-- START OF Dataset entries --

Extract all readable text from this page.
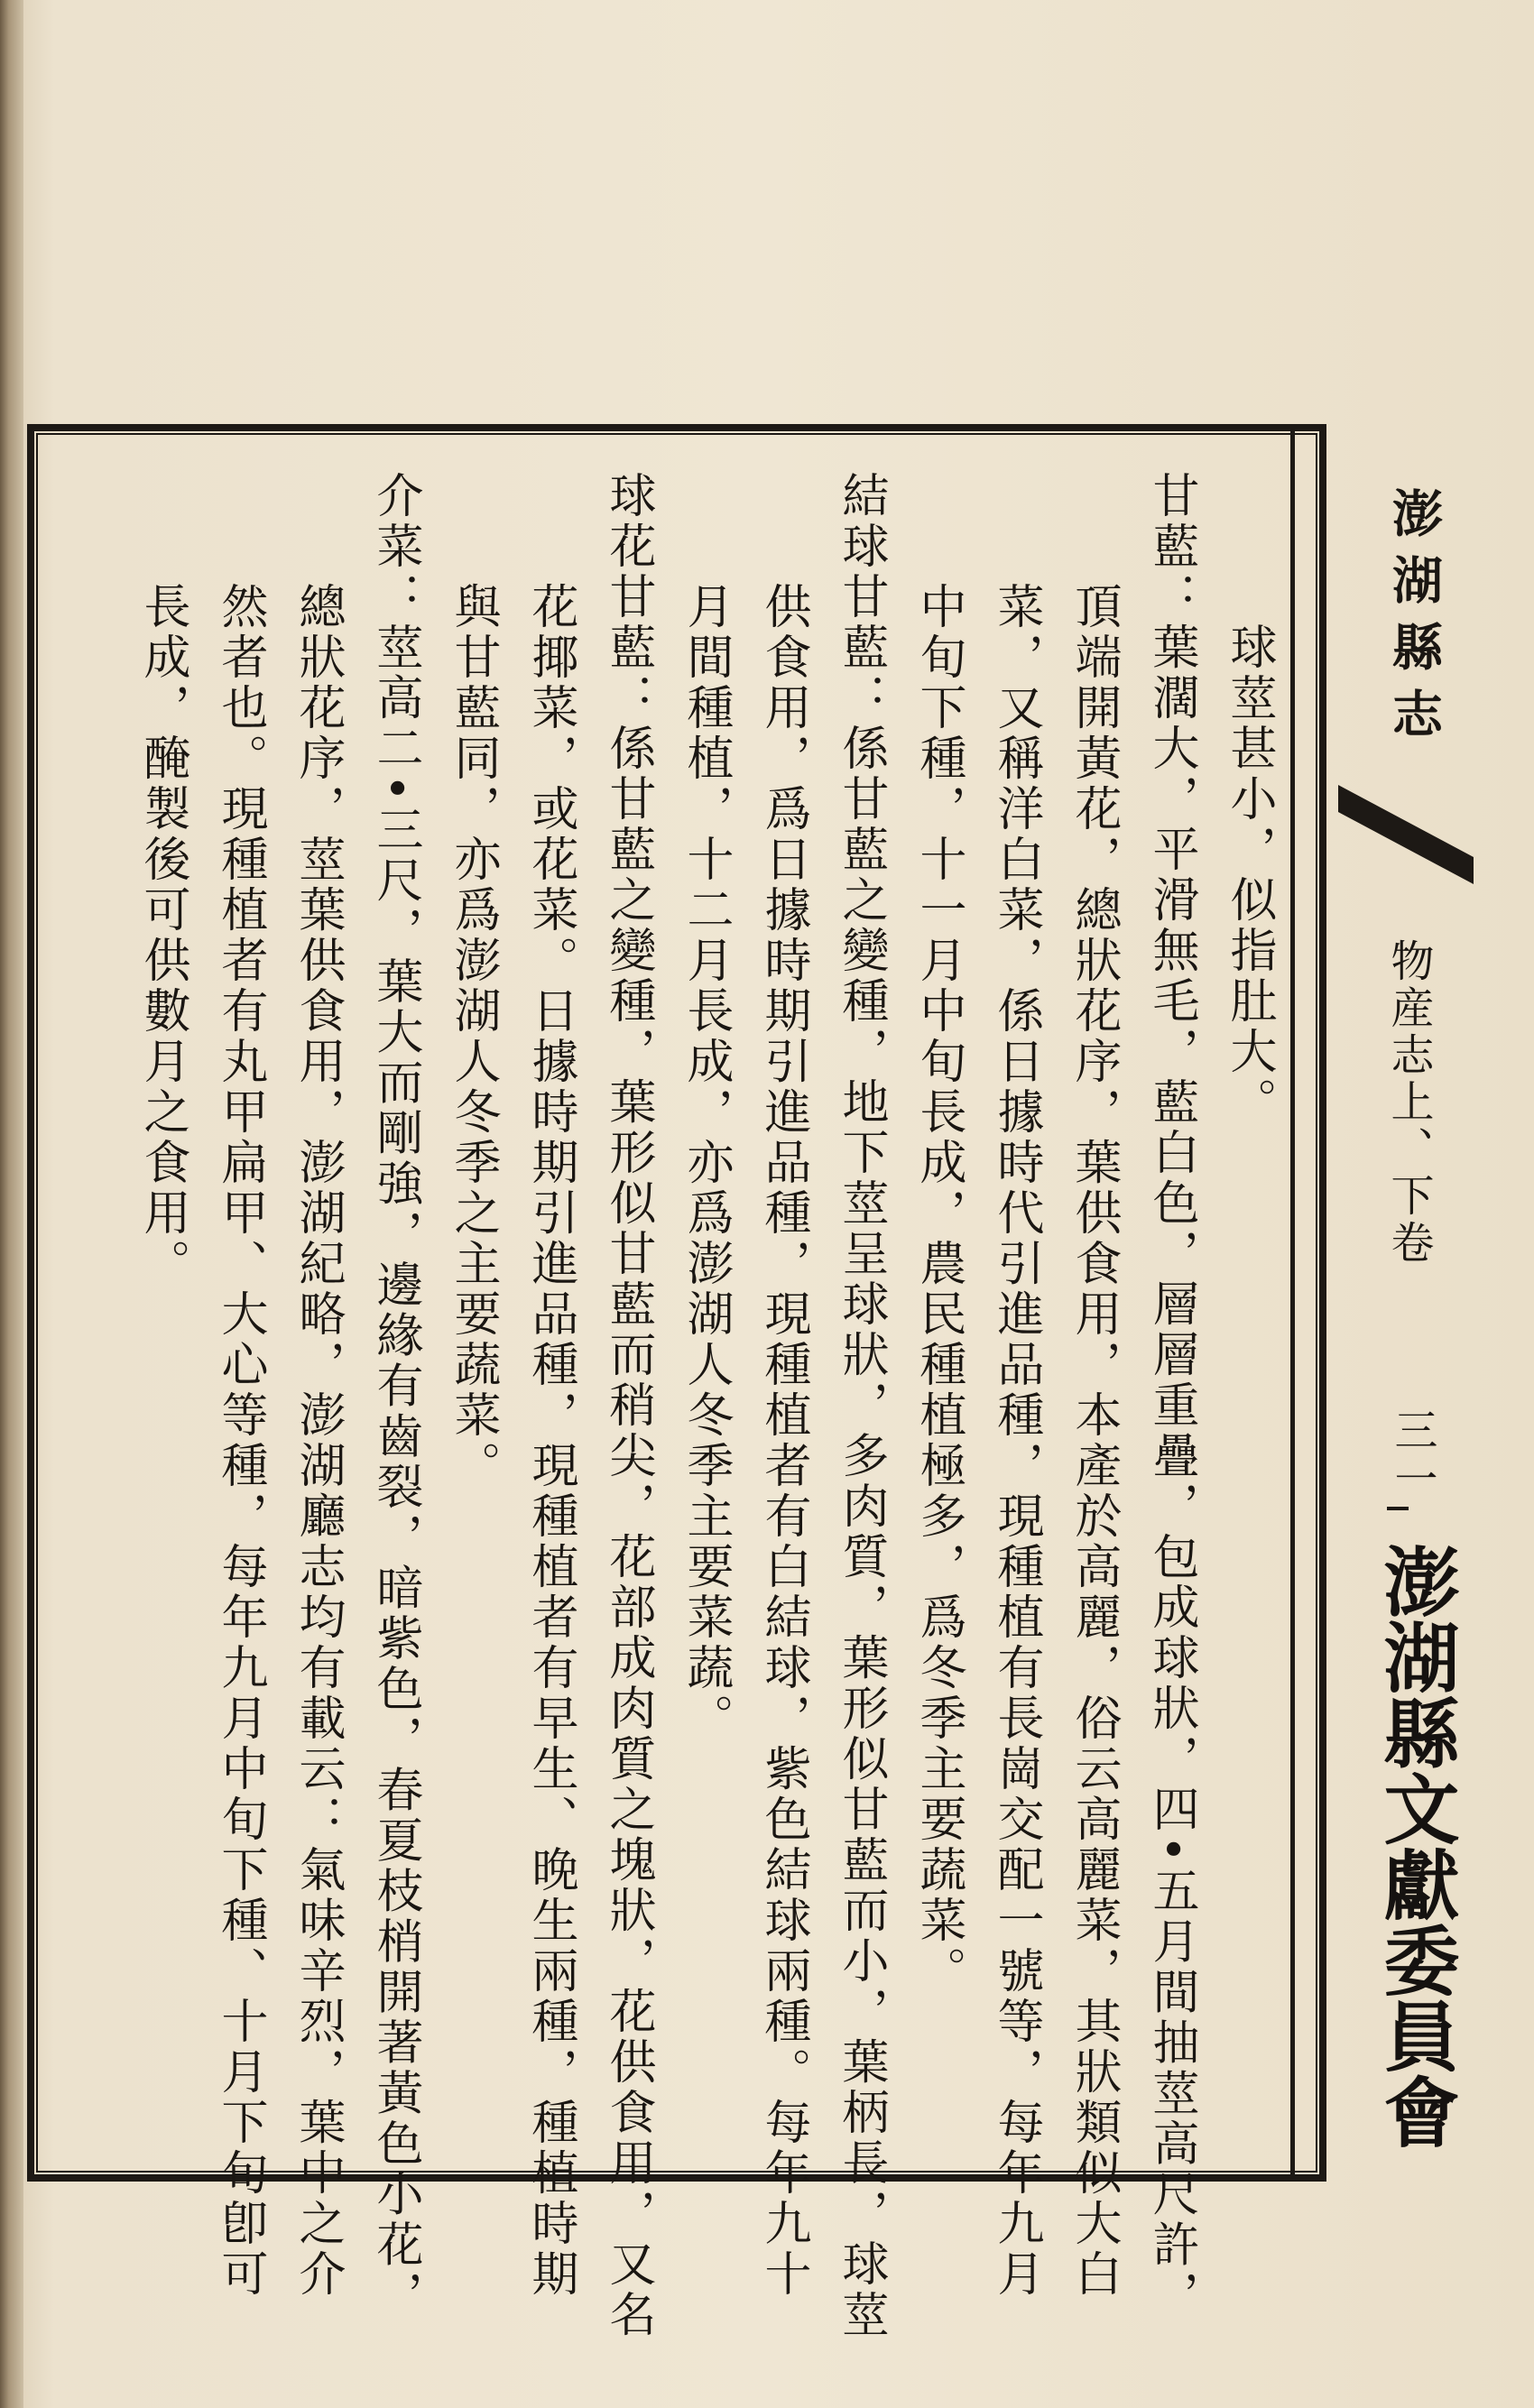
球莖甚小，似指肚大。
甘藍：葉濶大，平滑無毛，藍白色，層層重疊，包成球狀，四•五月間抽莖高尺許，
頂端開黃花，總狀花序，葉供食用，本產於高麗，俗云高麗菜，其狀類似大白
菜，又稱洋白菜，係日據時代引進品種，現種植有長崗交配一號等，每年九月
中旬下種，十一月中旬長成，農民種植極多，爲冬季主要蔬菜。
結球甘藍：係甘藍之變種，地下莖呈球狀，多肉質，葉形似甘藍而小，葉柄長，球莖
供食用，爲日據時期引進品種，現種植者有白結球，紫色結球兩種。每年九十
月間種植，十二月長成，亦爲澎湖人冬季主要菜蔬。
球花甘藍：係甘藍之變種，葉形似甘藍而稍尖，花部成肉質之塊狀，花供食用，又名
花揶菜，或花菜。日據時期引進品種，現種植者有早生、晚生兩種，種植時期
與甘藍同，亦爲澎湖人冬季之主要蔬菜。
介菜：莖高二•三尺，葉大而剛強，邊緣有齒裂，暗紫色，春夏枝梢開著黃色小花，
總狀花序，莖葉供食用，澎湖紀略，澎湖廳志均有載云：氣味辛烈，葉中之介
然者也。現種植者有丸甲扁甲、大心等種，每年九月中旬下種、十月下旬卽可
長成，醃製後可供數月之食用。	澎湖縣志
物産志上、下卷
三一
澎湖縣文獻委員會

-- END OF Dataset entries --

● **Exercise task**
Using the material above, report each line where "係甘藍之變種" occurs.

● **Task answer**
結球甘藍：係甘藍之變種，地下莖呈球狀，多肉質，葉形似甘藍而小，葉柄長，球莖
球花甘藍：係甘藍之變種，葉形似甘藍而稍尖，花部成肉質之塊狀，花供食用，又名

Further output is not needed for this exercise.